* start *

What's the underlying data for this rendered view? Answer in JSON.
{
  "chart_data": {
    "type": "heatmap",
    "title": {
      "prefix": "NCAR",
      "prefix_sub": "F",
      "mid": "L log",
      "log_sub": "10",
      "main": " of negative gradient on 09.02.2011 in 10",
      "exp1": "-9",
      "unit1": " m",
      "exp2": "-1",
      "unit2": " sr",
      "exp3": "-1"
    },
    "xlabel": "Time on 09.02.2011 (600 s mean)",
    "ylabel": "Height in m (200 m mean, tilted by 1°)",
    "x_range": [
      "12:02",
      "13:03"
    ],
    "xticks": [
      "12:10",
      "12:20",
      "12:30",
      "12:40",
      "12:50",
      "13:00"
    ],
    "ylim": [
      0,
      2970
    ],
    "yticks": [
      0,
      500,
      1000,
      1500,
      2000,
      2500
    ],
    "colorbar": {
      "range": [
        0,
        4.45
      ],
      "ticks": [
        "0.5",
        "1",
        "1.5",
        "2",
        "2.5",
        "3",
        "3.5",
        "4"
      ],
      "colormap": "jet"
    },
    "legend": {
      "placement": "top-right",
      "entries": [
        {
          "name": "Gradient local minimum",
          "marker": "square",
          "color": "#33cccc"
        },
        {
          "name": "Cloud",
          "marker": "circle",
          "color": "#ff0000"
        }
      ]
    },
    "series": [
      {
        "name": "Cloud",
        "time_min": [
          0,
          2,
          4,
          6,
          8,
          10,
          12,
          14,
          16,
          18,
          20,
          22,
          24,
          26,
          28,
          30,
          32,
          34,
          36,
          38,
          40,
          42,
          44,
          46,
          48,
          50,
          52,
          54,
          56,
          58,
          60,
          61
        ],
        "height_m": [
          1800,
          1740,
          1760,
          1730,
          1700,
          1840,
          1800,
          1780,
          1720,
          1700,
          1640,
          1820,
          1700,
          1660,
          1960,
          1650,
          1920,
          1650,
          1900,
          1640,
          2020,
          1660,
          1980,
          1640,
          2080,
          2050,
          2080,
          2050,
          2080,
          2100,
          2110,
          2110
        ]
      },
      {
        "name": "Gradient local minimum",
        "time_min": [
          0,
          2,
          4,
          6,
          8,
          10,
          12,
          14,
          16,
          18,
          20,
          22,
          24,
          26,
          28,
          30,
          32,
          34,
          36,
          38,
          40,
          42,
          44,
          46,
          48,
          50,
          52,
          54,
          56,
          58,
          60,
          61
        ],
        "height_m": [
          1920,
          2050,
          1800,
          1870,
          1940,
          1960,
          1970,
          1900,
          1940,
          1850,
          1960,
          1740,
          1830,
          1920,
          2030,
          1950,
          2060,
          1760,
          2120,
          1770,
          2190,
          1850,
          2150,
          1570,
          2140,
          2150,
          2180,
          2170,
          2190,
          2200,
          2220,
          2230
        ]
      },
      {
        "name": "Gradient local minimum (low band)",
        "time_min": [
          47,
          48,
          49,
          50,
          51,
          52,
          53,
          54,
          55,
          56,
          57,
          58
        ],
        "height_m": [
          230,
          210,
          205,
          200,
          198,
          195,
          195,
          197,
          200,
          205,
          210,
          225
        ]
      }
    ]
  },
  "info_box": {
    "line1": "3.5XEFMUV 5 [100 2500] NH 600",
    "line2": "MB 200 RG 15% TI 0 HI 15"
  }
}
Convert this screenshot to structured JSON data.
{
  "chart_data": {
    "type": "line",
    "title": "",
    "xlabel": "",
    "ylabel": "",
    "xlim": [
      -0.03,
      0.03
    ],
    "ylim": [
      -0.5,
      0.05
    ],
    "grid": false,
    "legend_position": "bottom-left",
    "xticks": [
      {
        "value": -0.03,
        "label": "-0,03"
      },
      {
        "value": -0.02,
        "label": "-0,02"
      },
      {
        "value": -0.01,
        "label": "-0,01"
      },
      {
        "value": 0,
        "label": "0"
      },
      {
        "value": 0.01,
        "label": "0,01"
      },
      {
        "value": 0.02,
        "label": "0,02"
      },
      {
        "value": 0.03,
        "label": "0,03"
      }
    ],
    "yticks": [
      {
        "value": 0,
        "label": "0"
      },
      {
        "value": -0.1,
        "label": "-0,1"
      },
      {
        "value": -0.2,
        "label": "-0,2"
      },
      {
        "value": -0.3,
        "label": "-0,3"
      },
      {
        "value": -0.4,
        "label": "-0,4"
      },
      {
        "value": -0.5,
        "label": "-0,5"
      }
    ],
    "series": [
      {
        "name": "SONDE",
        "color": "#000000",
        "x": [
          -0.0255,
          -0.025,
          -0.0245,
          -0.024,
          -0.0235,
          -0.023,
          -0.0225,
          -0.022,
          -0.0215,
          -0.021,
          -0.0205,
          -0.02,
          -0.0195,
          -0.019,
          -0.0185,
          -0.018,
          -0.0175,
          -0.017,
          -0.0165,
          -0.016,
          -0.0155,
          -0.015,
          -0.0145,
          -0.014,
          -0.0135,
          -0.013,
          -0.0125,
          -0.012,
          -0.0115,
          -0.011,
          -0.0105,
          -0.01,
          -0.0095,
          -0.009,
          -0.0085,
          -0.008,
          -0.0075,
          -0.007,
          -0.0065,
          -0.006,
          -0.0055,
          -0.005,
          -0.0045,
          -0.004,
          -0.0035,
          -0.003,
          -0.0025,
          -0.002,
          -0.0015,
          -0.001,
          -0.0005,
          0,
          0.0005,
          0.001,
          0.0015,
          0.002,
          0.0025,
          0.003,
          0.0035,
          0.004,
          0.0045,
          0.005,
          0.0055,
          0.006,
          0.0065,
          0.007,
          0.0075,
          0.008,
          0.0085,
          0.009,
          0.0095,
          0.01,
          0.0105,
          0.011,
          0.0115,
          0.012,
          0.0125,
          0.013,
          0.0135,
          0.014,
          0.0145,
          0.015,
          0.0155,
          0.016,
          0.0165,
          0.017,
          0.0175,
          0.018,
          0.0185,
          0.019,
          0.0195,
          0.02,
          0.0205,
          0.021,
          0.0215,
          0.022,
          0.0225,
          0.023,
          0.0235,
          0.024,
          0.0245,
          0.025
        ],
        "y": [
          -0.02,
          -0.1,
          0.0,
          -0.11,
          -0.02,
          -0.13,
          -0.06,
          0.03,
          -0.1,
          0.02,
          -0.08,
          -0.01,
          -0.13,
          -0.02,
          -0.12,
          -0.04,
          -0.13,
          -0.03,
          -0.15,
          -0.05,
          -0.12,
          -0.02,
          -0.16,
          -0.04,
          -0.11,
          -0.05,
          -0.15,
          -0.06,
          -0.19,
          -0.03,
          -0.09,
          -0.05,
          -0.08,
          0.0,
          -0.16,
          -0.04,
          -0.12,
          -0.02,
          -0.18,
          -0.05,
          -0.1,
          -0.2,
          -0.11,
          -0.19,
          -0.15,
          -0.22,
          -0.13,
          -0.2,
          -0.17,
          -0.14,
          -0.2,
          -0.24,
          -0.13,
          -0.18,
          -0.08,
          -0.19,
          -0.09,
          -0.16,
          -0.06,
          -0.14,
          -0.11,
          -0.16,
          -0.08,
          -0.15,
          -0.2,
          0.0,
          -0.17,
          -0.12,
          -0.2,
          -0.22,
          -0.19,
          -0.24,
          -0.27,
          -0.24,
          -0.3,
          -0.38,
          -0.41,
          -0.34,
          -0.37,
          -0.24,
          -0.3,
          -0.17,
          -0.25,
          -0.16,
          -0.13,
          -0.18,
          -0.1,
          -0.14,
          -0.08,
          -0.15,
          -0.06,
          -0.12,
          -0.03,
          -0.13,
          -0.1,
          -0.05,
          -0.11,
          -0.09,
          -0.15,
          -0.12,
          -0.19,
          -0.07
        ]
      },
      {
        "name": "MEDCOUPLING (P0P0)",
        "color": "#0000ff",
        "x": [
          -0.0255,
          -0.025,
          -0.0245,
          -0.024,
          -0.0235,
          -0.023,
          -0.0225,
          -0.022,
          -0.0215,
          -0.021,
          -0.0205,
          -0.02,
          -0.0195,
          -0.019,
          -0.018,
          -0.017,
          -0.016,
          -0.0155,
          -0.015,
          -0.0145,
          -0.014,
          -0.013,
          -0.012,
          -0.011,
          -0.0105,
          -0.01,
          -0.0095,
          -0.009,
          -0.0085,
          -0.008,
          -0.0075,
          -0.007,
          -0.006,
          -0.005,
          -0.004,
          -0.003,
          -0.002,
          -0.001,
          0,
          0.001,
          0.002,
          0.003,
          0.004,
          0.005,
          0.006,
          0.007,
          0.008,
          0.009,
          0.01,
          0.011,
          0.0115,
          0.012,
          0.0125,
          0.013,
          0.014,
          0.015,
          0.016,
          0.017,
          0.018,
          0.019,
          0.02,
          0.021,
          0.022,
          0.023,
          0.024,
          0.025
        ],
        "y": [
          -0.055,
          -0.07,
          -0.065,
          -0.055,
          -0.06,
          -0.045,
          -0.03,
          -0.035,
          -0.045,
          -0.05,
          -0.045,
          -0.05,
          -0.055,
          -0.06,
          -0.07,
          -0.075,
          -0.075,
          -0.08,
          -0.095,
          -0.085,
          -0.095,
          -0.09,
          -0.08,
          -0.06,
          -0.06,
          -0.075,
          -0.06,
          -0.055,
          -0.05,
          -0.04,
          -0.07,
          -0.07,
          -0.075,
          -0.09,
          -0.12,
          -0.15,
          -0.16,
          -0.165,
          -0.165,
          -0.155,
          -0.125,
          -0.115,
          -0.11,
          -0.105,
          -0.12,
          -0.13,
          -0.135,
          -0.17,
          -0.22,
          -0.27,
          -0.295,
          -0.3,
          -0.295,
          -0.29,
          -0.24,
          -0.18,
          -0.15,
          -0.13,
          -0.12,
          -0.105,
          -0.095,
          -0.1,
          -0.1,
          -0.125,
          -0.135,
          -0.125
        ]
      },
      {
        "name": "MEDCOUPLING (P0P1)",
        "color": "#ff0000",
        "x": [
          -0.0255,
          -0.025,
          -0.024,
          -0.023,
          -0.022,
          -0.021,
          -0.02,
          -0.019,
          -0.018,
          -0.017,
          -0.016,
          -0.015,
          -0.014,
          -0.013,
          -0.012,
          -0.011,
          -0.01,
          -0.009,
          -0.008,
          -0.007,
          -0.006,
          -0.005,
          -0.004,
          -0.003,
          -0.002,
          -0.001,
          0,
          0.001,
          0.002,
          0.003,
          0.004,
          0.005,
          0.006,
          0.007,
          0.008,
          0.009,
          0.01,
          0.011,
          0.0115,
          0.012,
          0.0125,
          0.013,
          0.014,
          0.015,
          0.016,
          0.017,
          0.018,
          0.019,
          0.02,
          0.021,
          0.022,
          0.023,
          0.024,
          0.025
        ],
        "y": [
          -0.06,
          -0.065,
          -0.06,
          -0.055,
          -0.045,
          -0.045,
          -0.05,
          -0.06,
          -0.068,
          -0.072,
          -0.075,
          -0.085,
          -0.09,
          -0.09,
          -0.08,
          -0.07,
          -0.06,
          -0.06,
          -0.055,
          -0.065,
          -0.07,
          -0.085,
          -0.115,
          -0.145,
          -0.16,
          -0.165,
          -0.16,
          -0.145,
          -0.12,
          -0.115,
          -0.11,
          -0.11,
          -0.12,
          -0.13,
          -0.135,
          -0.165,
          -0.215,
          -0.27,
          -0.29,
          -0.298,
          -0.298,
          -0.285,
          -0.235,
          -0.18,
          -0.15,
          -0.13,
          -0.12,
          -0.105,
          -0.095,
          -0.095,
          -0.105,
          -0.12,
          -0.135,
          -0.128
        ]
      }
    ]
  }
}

* end *

Instructions for the task. Return every line from the records above that holds the word "minimum".

Response to this exercise.
          "name": "Gradient local minimum",
        "name": "Gradient local minimum",
        "name": "Gradient local minimum (low band)",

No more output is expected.